* PROBLEM: Render every entry verbatim.

* ITEMS:
## begin

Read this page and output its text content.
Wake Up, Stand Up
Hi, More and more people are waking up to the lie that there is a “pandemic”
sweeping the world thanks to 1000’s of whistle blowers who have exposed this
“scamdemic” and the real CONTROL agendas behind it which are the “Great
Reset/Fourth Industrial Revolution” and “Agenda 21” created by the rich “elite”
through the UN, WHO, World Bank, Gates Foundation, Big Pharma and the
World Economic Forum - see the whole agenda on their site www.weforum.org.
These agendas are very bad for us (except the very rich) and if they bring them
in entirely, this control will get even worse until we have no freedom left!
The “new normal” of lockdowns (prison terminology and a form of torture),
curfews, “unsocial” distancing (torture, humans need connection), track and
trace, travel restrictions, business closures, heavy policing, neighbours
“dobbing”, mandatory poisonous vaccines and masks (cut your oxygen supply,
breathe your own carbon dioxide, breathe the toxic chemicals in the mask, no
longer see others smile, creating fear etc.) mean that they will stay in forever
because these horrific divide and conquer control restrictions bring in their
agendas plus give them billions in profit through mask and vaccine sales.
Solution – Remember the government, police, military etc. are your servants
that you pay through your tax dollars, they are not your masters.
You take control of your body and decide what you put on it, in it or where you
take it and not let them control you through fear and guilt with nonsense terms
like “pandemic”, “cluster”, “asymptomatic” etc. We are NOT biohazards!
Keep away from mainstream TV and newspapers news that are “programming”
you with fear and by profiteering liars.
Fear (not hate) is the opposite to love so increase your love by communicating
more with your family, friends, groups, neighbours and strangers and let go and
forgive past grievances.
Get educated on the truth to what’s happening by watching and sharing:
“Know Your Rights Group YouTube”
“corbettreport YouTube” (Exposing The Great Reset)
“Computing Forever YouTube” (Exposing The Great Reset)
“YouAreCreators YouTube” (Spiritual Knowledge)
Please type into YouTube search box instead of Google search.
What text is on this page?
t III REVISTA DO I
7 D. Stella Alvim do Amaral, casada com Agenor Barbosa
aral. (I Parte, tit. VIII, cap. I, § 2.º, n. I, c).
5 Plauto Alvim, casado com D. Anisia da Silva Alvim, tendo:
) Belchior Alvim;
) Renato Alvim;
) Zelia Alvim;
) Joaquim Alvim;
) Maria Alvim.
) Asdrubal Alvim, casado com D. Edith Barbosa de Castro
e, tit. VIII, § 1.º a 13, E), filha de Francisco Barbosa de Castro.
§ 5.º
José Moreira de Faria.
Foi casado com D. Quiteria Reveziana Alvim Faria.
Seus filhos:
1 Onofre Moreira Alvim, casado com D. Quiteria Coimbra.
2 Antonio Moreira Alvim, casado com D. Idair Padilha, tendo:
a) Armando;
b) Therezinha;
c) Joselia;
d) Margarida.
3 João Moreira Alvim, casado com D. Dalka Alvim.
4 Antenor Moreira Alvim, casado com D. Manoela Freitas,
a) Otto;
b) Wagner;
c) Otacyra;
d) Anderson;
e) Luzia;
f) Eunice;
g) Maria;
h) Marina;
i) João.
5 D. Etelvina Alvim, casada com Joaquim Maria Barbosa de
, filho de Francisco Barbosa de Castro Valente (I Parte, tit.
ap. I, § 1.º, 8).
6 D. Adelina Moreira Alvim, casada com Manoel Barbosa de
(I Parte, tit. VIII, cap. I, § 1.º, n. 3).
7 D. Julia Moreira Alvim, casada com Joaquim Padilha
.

## end

* FULL RESPONSE:
Read this page and output its text content.
Wake Up, Stand Up
Hi, More and more people are waking up to the lie that there is a “pandemic”
sweeping the world thanks to 1000’s of whistle blowers who have exposed this
“scamdemic” and the real CONTROL agendas behind it which are the “Great
Reset/Fourth Industrial Revolution” and “Agenda 21” created by the rich “elite”
through the UN, WHO, World Bank, Gates Foundation, Big Pharma and the
World Economic Forum - see the whole agenda on their site www.weforum.org.
These agendas are very bad for us (except the very rich) and if they bring them
in entirely, this control will get even worse until we have no freedom left!
The “new normal” of lockdowns (prison terminology and a form of torture),
curfews, “unsocial” distancing (torture, humans need connection), track and
trace, travel restrictions, business closures, heavy policing, neighbours
“dobbing”, mandatory poisonous vaccines and masks (cut your oxygen supply,
breathe your own carbon dioxide, breathe the toxic chemicals in the mask, no
longer see others smile, creating fear etc.) mean that they will stay in forever
because these horrific divide and conquer control restrictions bring in their
agendas plus give them billions in profit through mask and vaccine sales.
Solution – Remember the government, police, military etc. are your servants
that you pay through your tax dollars, they are not your masters.
You take control of your body and decide what you put on it, in it or where you
take it and not let them control you through fear and guilt with nonsense terms
like “pandemic”, “cluster”, “asymptomatic” etc. We are NOT biohazards!
Keep away from mainstream TV and newspapers news that are “programming”
you with fear and by profiteering liars.
Fear (not hate) is the opposite to love so increase your love by communicating
more with your family, friends, groups, neighbours and strangers and let go and
forgive past grievances.
Get educated on the truth to what’s happening by watching and sharing:
“Know Your Rights Group YouTube”
“corbettreport YouTube” (Exposing The Great Reset)
“Computing Forever YouTube” (Exposing The Great Reset)
“YouAreCreators YouTube” (Spiritual Knowledge)
Please type into YouTube search box instead of Google search.
What text is on this page?
t III REVISTA DO I
7 D. Stella Alvim do Amaral, casada com Agenor Barbosa
aral. (I Parte, tit. VIII, cap. I, § 2.º, n. I, c).
5 Plauto Alvim, casado com D. Anisia da Silva Alvim, tendo:
) Belchior Alvim;
) Renato Alvim;
) Zelia Alvim;
) Joaquim Alvim;
) Maria Alvim.
) Asdrubal Alvim, casado com D. Edith Barbosa de Castro
e, tit. VIII, § 1.º a 13, E), filha de Francisco Barbosa de Castro.
§ 5.º
José Moreira de Faria.
Foi casado com D. Quiteria Reveziana Alvim Faria.
Seus filhos:
1 Onofre Moreira Alvim, casado com D. Quiteria Coimbra.
2 Antonio Moreira Alvim, casado com D. Idair Padilha, tendo:
a) Armando;
b) Therezinha;
c) Joselia;
d) Margarida.
3 João Moreira Alvim, casado com D. Dalka Alvim.
4 Antenor Moreira Alvim, casado com D. Manoela Freitas,
a) Otto;
b) Wagner;
c) Otacyra;
d) Anderson;
e) Luzia;
f) Eunice;
g) Maria;
h) Marina;
i) João.
5 D. Etelvina Alvim, casada com Joaquim Maria Barbosa de
, filho de Francisco Barbosa de Castro Valente (I Parte, tit.
ap. I, § 1.º, 8).
6 D. Adelina Moreira Alvim, casada com Manoel Barbosa de
(I Parte, tit. VIII, cap. I, § 1.º, n. 3).
7 D. Julia Moreira Alvim, casada com Joaquim Padilha
.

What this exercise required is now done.